* **Excerpted records**:

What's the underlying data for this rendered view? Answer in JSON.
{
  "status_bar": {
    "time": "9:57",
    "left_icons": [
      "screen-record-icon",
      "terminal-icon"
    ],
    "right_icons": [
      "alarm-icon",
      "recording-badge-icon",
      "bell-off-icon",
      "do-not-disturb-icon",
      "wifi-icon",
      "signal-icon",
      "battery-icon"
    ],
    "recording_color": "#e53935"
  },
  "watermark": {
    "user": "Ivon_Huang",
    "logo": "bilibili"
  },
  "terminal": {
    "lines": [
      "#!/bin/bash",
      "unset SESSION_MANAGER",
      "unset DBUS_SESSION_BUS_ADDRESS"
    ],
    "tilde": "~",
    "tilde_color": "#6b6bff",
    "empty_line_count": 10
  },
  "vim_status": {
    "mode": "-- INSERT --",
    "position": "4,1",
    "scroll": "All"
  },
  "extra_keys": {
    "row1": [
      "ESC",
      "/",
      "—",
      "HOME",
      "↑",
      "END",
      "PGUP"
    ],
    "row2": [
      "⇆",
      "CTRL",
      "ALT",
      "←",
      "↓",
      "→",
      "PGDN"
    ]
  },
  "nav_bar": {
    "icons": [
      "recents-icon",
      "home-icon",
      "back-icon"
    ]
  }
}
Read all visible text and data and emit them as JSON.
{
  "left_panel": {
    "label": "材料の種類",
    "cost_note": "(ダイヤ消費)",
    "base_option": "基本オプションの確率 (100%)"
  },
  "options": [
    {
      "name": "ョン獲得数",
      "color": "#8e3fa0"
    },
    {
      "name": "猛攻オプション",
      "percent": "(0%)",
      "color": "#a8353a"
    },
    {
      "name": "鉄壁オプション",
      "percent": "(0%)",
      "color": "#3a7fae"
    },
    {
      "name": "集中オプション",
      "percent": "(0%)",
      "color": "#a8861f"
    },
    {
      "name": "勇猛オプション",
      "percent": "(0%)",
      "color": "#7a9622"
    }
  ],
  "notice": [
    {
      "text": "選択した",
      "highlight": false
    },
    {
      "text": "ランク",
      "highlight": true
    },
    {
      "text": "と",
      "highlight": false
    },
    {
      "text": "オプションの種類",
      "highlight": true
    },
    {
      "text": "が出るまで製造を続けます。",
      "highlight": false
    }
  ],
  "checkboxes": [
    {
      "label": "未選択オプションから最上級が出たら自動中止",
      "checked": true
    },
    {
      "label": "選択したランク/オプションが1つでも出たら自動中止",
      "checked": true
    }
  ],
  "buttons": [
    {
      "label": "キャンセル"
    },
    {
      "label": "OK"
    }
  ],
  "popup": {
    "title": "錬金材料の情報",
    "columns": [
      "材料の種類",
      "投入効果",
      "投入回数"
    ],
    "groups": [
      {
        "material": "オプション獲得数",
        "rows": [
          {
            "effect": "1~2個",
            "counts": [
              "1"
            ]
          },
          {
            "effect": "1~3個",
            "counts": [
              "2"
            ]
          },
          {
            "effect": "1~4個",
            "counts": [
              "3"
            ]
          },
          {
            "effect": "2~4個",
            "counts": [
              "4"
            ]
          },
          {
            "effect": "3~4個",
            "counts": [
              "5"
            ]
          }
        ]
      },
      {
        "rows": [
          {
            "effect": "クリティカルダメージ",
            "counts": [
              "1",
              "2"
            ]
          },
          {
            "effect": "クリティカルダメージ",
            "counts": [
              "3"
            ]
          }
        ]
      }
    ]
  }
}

* **Work to be completed**:
Quote each line above in full, word for word.

* **Correct answer**:
What's the underlying data for this rendered view? Answer in JSON.
{
  "status_bar": {
    "time": "9:57",
    "left_icons": [
      "screen-record-icon",
      "terminal-icon"
    ],
    "right_icons": [
      "alarm-icon",
      "recording-badge-icon",
      "bell-off-icon",
      "do-not-disturb-icon",
      "wifi-icon",
      "signal-icon",
      "battery-icon"
    ],
    "recording_color": "#e53935"
  },
  "watermark": {
    "user": "Ivon_Huang",
    "logo": "bilibili"
  },
  "terminal": {
    "lines": [
      "#!/bin/bash",
      "unset SESSION_MANAGER",
      "unset DBUS_SESSION_BUS_ADDRESS"
    ],
    "tilde": "~",
    "tilde_color": "#6b6bff",
    "empty_line_count": 10
  },
  "vim_status": {
    "mode": "-- INSERT --",
    "position": "4,1",
    "scroll": "All"
  },
  "extra_keys": {
    "row1": [
      "ESC",
      "/",
      "—",
      "HOME",
      "↑",
      "END",
      "PGUP"
    ],
    "row2": [
      "⇆",
      "CTRL",
      "ALT",
      "←",
      "↓",
      "→",
      "PGDN"
    ]
  },
  "nav_bar": {
    "icons": [
      "recents-icon",
      "home-icon",
      "back-icon"
    ]
  }
}
Read all visible text and data and emit them as JSON.
{
  "left_panel": {
    "label": "材料の種類",
    "cost_note": "(ダイヤ消費)",
    "base_option": "基本オプションの確率 (100%)"
  },
  "options": [
    {
      "name": "ョン獲得数",
      "color": "#8e3fa0"
    },
    {
      "name": "猛攻オプション",
      "percent": "(0%)",
      "color": "#a8353a"
    },
    {
      "name": "鉄壁オプション",
      "percent": "(0%)",
      "color": "#3a7fae"
    },
    {
      "name": "集中オプション",
      "percent": "(0%)",
      "color": "#a8861f"
    },
    {
      "name": "勇猛オプション",
      "percent": "(0%)",
      "color": "#7a9622"
    }
  ],
  "notice": [
    {
      "text": "選択した",
      "highlight": false
    },
    {
      "text": "ランク",
      "highlight": true
    },
    {
      "text": "と",
      "highlight": false
    },
    {
      "text": "オプションの種類",
      "highlight": true
    },
    {
      "text": "が出るまで製造を続けます。",
      "highlight": false
    }
  ],
  "checkboxes": [
    {
      "label": "未選択オプションから最上級が出たら自動中止",
      "checked": true
    },
    {
      "label": "選択したランク/オプションが1つでも出たら自動中止",
      "checked": true
    }
  ],
  "buttons": [
    {
      "label": "キャンセル"
    },
    {
      "label": "OK"
    }
  ],
  "popup": {
    "title": "錬金材料の情報",
    "columns": [
      "材料の種類",
      "投入効果",
      "投入回数"
    ],
    "groups": [
      {
        "material": "オプション獲得数",
        "rows": [
          {
            "effect": "1~2個",
            "counts": [
              "1"
            ]
          },
          {
            "effect": "1~3個",
            "counts": [
              "2"
            ]
          },
          {
            "effect": "1~4個",
            "counts": [
              "3"
            ]
          },
          {
            "effect": "2~4個",
            "counts": [
              "4"
            ]
          },
          {
            "effect": "3~4個",
            "counts": [
              "5"
            ]
          }
        ]
      },
      {
        "rows": [
          {
            "effect": "クリティカルダメージ",
            "counts": [
              "1",
              "2"
            ]
          },
          {
            "effect": "クリティカルダメージ",
            "counts": [
              "3"
            ]
          }
        ]
      }
    ]
  }
}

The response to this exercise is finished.